------ DATA FOR THIS EXERCISE ------

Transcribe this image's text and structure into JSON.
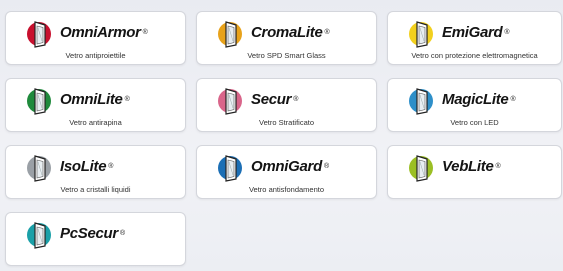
{
  "cards": [
    {
      "brand": "OmniArmor",
      "reg": "®",
      "caption": "Vetro antiproiettile",
      "color": "#c8102e",
      "icon": "shield-door-icon"
    },
    {
      "brand": "CromaLite",
      "reg": "®",
      "caption": "Vetro SPD Smart Glass",
      "color": "#e8a21a",
      "icon": "tinted-glass-icon"
    },
    {
      "brand": "EmiGard",
      "reg": "®",
      "caption": "Vetro con protezione elettromagnetica",
      "color": "#f2d01e",
      "icon": "emi-shield-icon"
    },
    {
      "brand": "OmniLite",
      "reg": "®",
      "caption": "Vetro antirapina",
      "color": "#1f8a3c",
      "icon": "anti-theft-icon"
    },
    {
      "brand": "Secur",
      "reg": "®",
      "caption": "Vetro Stratificato",
      "color": "#d9658a",
      "icon": "laminated-glass-icon"
    },
    {
      "brand": "MagicLite",
      "reg": "®",
      "caption": "Vetro con LED",
      "color": "#2d8fc9",
      "icon": "led-glass-icon"
    },
    {
      "brand": "IsoLite",
      "reg": "®",
      "caption": "Vetro a cristalli liquidi",
      "color": "#9aa0a6",
      "icon": "liquid-crystal-icon"
    },
    {
      "brand": "OmniGard",
      "reg": "®",
      "caption": "Vetro antisfondamento",
      "color": "#1c6fb5",
      "icon": "shatterproof-icon"
    },
    {
      "brand": "VebLite",
      "reg": "®",
      "caption": "",
      "color": "#9bbf24",
      "icon": "vebelite-glass-icon"
    },
    {
      "brand": "PcSecur",
      "reg": "®",
      "caption": "",
      "color": "#1aa0a8",
      "icon": "pc-glass-icon"
    }
  ]
}
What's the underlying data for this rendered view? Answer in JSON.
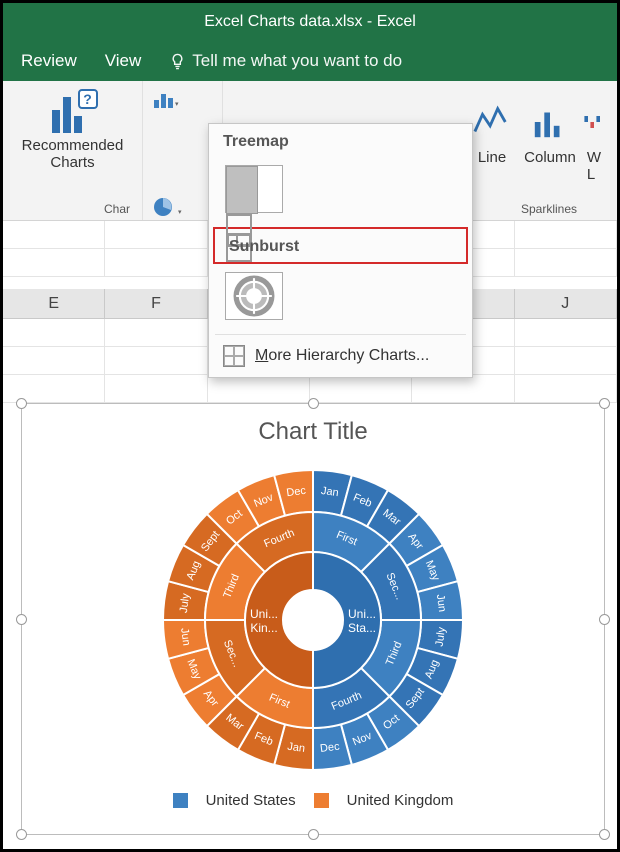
{
  "window": {
    "title": "Excel Charts data.xlsx - Excel"
  },
  "menu": {
    "review": "Review",
    "view": "View",
    "tellme": "Tell me what you want to do"
  },
  "ribbon": {
    "recommended": {
      "line1": "Recommended",
      "line2": "Charts"
    },
    "group_charts": "Char",
    "sparklines": {
      "line": "Line",
      "column": "Column",
      "winloss_initial": "W",
      "winloss_rest": "L",
      "group_label": "Sparklines"
    }
  },
  "dropdown": {
    "treemap_header": "Treemap",
    "sunburst_header": "Sunburst",
    "more_prefix": "M",
    "more_rest": "ore Hierarchy Charts..."
  },
  "columns": {
    "e": "E",
    "f": "F",
    "j": "J"
  },
  "chart": {
    "title": "Chart Title",
    "legend": {
      "us": "United States",
      "uk": "United Kingdom"
    }
  },
  "chart_data": {
    "type": "sunburst",
    "title": "Chart Title",
    "series": [
      {
        "name": "United States",
        "color": "#3e81c1",
        "children": [
          {
            "name": "First",
            "children": [
              {
                "name": "Jan",
                "value": 1
              },
              {
                "name": "Feb",
                "value": 1
              },
              {
                "name": "Mar",
                "value": 1
              }
            ]
          },
          {
            "name": "Sec...",
            "children": [
              {
                "name": "Apr",
                "value": 1
              },
              {
                "name": "May",
                "value": 1
              },
              {
                "name": "Jun",
                "value": 1
              }
            ]
          },
          {
            "name": "Third",
            "children": [
              {
                "name": "July",
                "value": 1
              },
              {
                "name": "Aug",
                "value": 1
              },
              {
                "name": "Sept",
                "value": 1
              }
            ]
          },
          {
            "name": "Fourth",
            "children": [
              {
                "name": "Oct",
                "value": 1
              },
              {
                "name": "Nov",
                "value": 1
              },
              {
                "name": "Dec",
                "value": 1
              }
            ]
          }
        ]
      },
      {
        "name": "United Kingdom",
        "color": "#ed7d31",
        "children": [
          {
            "name": "First",
            "children": [
              {
                "name": "Jan",
                "value": 1
              },
              {
                "name": "Feb",
                "value": 1
              },
              {
                "name": "Mar",
                "value": 1
              }
            ]
          },
          {
            "name": "Sec...",
            "children": [
              {
                "name": "Apr",
                "value": 1
              },
              {
                "name": "May",
                "value": 1
              },
              {
                "name": "Jun",
                "value": 1
              }
            ]
          },
          {
            "name": "Third",
            "children": [
              {
                "name": "July",
                "value": 1
              },
              {
                "name": "Aug",
                "value": 1
              },
              {
                "name": "Sept",
                "value": 1
              }
            ]
          },
          {
            "name": "Fourth",
            "children": [
              {
                "name": "Oct",
                "value": 1
              },
              {
                "name": "Nov",
                "value": 1
              },
              {
                "name": "Dec",
                "value": 1
              }
            ]
          }
        ]
      }
    ]
  }
}
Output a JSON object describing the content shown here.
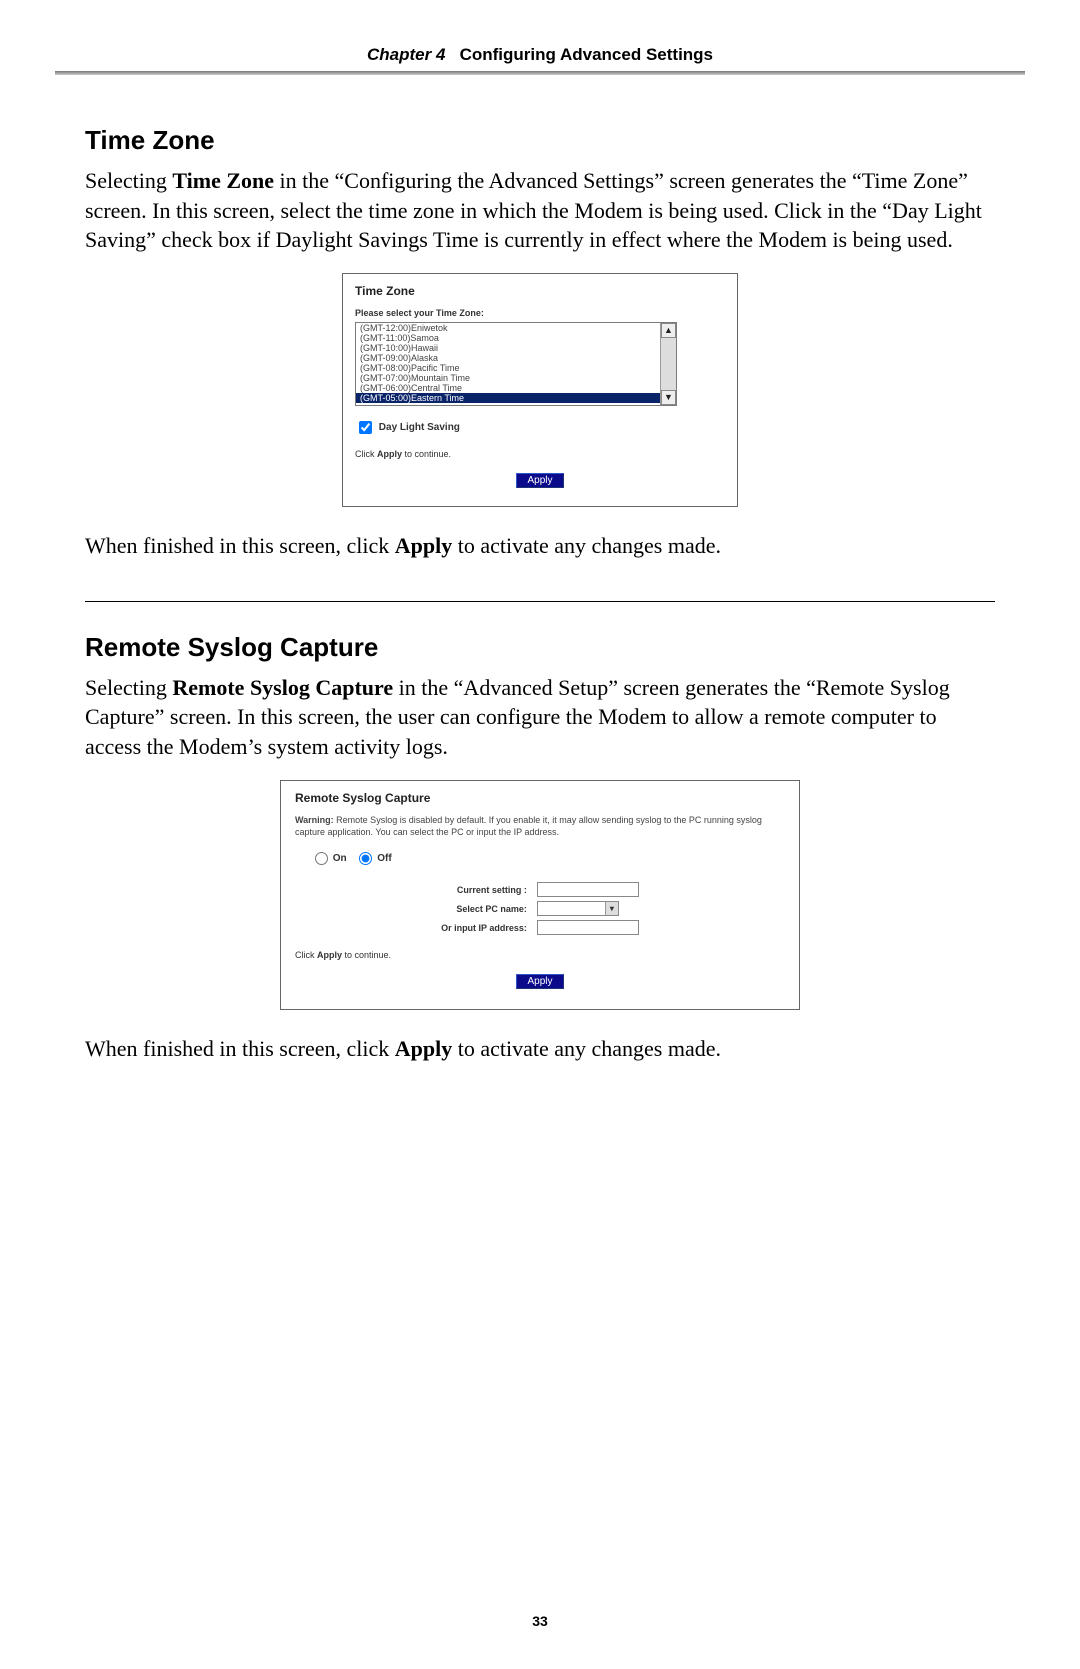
{
  "header": {
    "chapter_label": "Chapter 4",
    "chapter_title": "Configuring Advanced Settings"
  },
  "tz_section": {
    "heading": "Time Zone",
    "para_pre": "Selecting ",
    "para_bold1": "Time Zone",
    "para_mid": " in the “Configuring the Advanced Settings” screen generates the “Time Zone” screen. In this screen, select the time zone in which the Modem is being used. Click in the “Day Light Saving” check box if Daylight Savings Time is currently in effect where the Modem is being used.",
    "after_pre": "When finished in this screen, click ",
    "after_bold": "Apply",
    "after_post": " to activate any changes made."
  },
  "tz_screenshot": {
    "title": "Time Zone",
    "prompt": "Please select your Time Zone:",
    "options": [
      "(GMT-12:00)Eniwetok",
      "(GMT-11:00)Samoa",
      "(GMT-10:00)Hawaii",
      "(GMT-09:00)Alaska",
      "(GMT-08:00)Pacific Time",
      "(GMT-07:00)Mountain Time",
      "(GMT-06:00)Central Time"
    ],
    "selected": "(GMT-05:00)Eastern Time",
    "dls_label": "Day Light Saving",
    "click_apply_pre": "Click ",
    "click_apply_bold": "Apply",
    "click_apply_post": " to continue.",
    "apply_btn": "Apply"
  },
  "sl_section": {
    "heading": "Remote Syslog Capture",
    "para_pre": "Selecting ",
    "para_bold1": "Remote Syslog Capture",
    "para_mid": " in the “Advanced Setup” screen generates the “Remote Syslog Capture” screen. In this screen, the user can configure the Modem to allow a remote computer to access the Modem’s system activity logs.",
    "after_pre": "When finished in this screen, click ",
    "after_bold": "Apply",
    "after_post": " to activate any changes made."
  },
  "sl_screenshot": {
    "title": "Remote Syslog Capture",
    "warn_bold": "Warning:",
    "warn_text": " Remote Syslog is disabled by default. If you enable it, it may allow sending syslog to the PC running syslog capture application. You can select the PC or input the IP address.",
    "radio_on": "On",
    "radio_off": "Off",
    "field_current": "Current setting :",
    "field_pcname": "Select PC name:",
    "field_ip": "Or input IP address:",
    "click_apply_pre": "Click ",
    "click_apply_bold": "Apply",
    "click_apply_post": " to continue.",
    "apply_btn": "Apply"
  },
  "page_number": "33"
}
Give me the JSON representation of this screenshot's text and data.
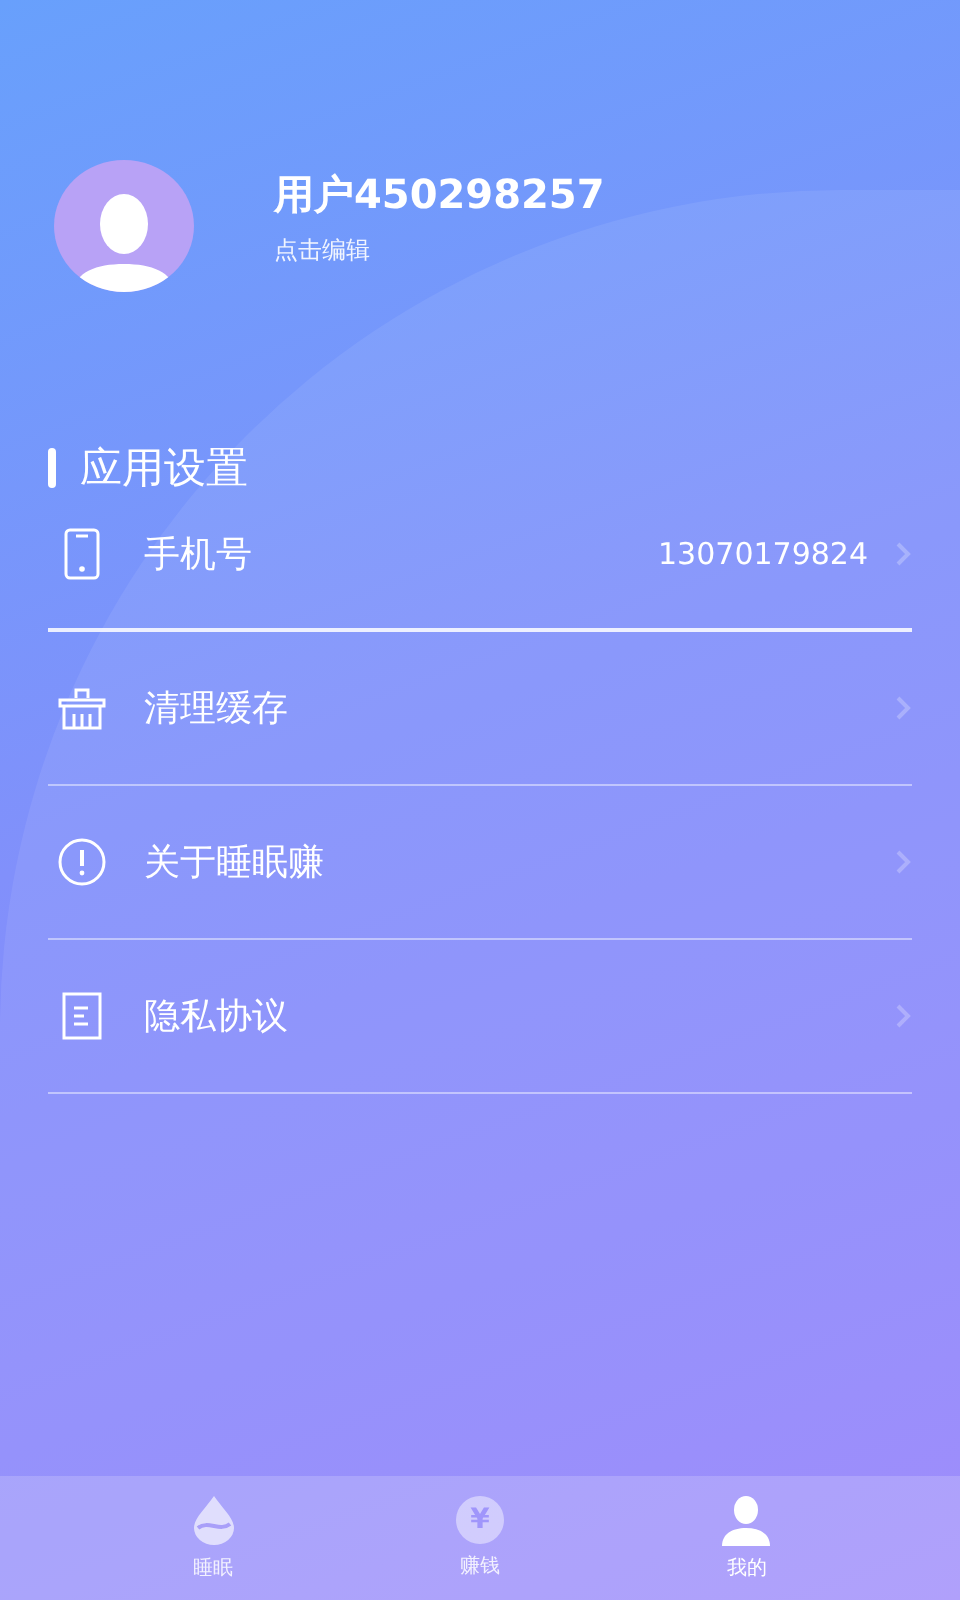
{
  "profile": {
    "username": "用户450298257",
    "hint": "点击编辑"
  },
  "section": {
    "title": "应用设置"
  },
  "settings": [
    {
      "kind": "phone",
      "label": "手机号",
      "value": "13070179824"
    },
    {
      "kind": "cache",
      "label": "清理缓存"
    },
    {
      "kind": "about",
      "label": "关于睡眠赚"
    },
    {
      "kind": "privacy",
      "label": "隐私协议"
    }
  ],
  "tabs": [
    {
      "kind": "sleep",
      "label": "睡眠",
      "selected": false
    },
    {
      "kind": "earn",
      "label": "赚钱",
      "glyph": "¥",
      "selected": false
    },
    {
      "kind": "mine",
      "label": "我的",
      "selected": true
    }
  ]
}
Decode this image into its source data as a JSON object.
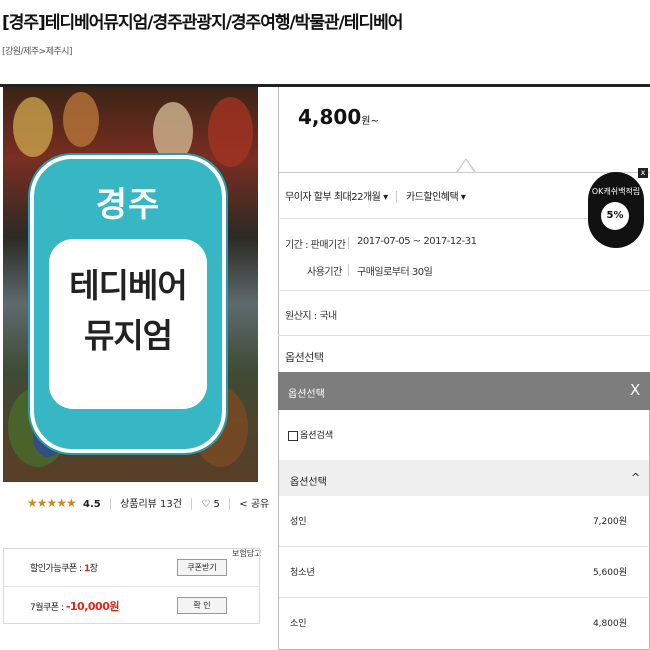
{
  "header": {
    "title": "[경주]테디베어뮤지엄/경주관광지/경주여행/박물관/테디베어",
    "breadcrumb": "[강원/제주>제주시]"
  },
  "hero": {
    "city": "경주",
    "line1": "테디베어",
    "line2": "뮤지엄"
  },
  "rating": {
    "stars": "★★★★★",
    "score": "4.5",
    "reviews_label": "상품리뷰 13건",
    "like_icon": "heart-icon",
    "likes": "5",
    "share_label": "공유"
  },
  "coupons": {
    "row1_label": "할인가능쿠폰 : ",
    "row1_count": "1",
    "row1_unit": "장",
    "row1_button": "쿠폰받기",
    "row2_label": "7월쿠폰 : ",
    "row2_value": "-10,000원",
    "row2_button": "확  인",
    "side_label": "보험담고"
  },
  "product": {
    "price": "4,800",
    "price_unit": "원~",
    "installment": "무이자 할부 최대22개월",
    "card_benefit": "카드할인혜택",
    "period_label": "기간 : 판매기간",
    "period_value": "2017-07-05 ~ 2017-12-31",
    "usage_label": "사용기간",
    "usage_value": "구매일로부터 30일",
    "origin": "원산지 : 국내",
    "option_select": "옵션선택"
  },
  "ok_badge": {
    "text": "OK캐쉬백적립",
    "percent": "5%",
    "close": "x"
  },
  "dropdown": {
    "header": "옵션선택",
    "close": "X",
    "search_label": "옵션검색",
    "sub_header": "옵션선택",
    "chevron": "^",
    "items": [
      {
        "name": "성인",
        "price": "7,200원"
      },
      {
        "name": "청소년",
        "price": "5,600원"
      },
      {
        "name": "소인",
        "price": "4,800원"
      }
    ]
  },
  "colors": {
    "accent_red": "#e0261a",
    "badge_teal": "#37b6c4",
    "header_gray": "#7d7d7d"
  }
}
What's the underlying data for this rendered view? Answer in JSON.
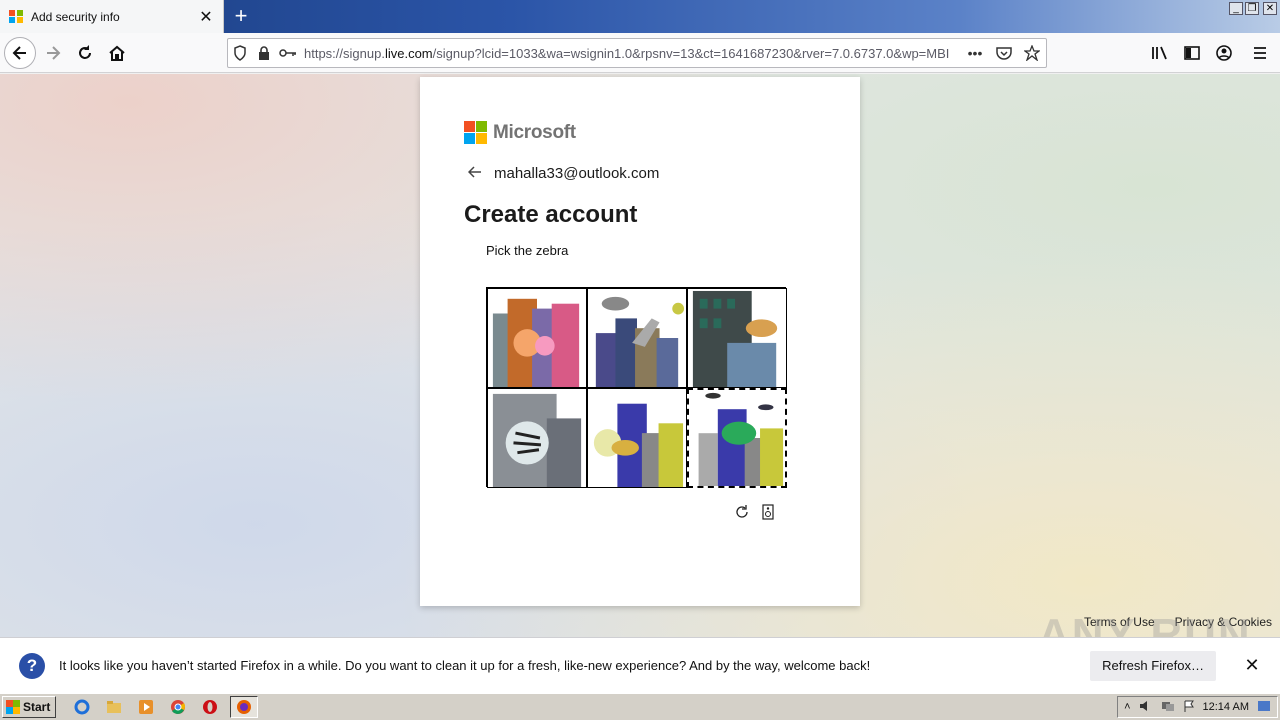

------

WHAT THIS TASK INVOLVES >> Pull every line holding "Light" out of the records.

ANSWER TO THIS PROBLEM >>
    "para_mid": " in the “Configuring the Advanced Settings” screen generates the “Time Zone” screen. In this screen, select the time zone in which the Modem is being used. Click in the “Day Light Saving” check box if Daylight Savings Time is currently in effect where the Modem is being used.",
    "dls_label": "Day Light Saving",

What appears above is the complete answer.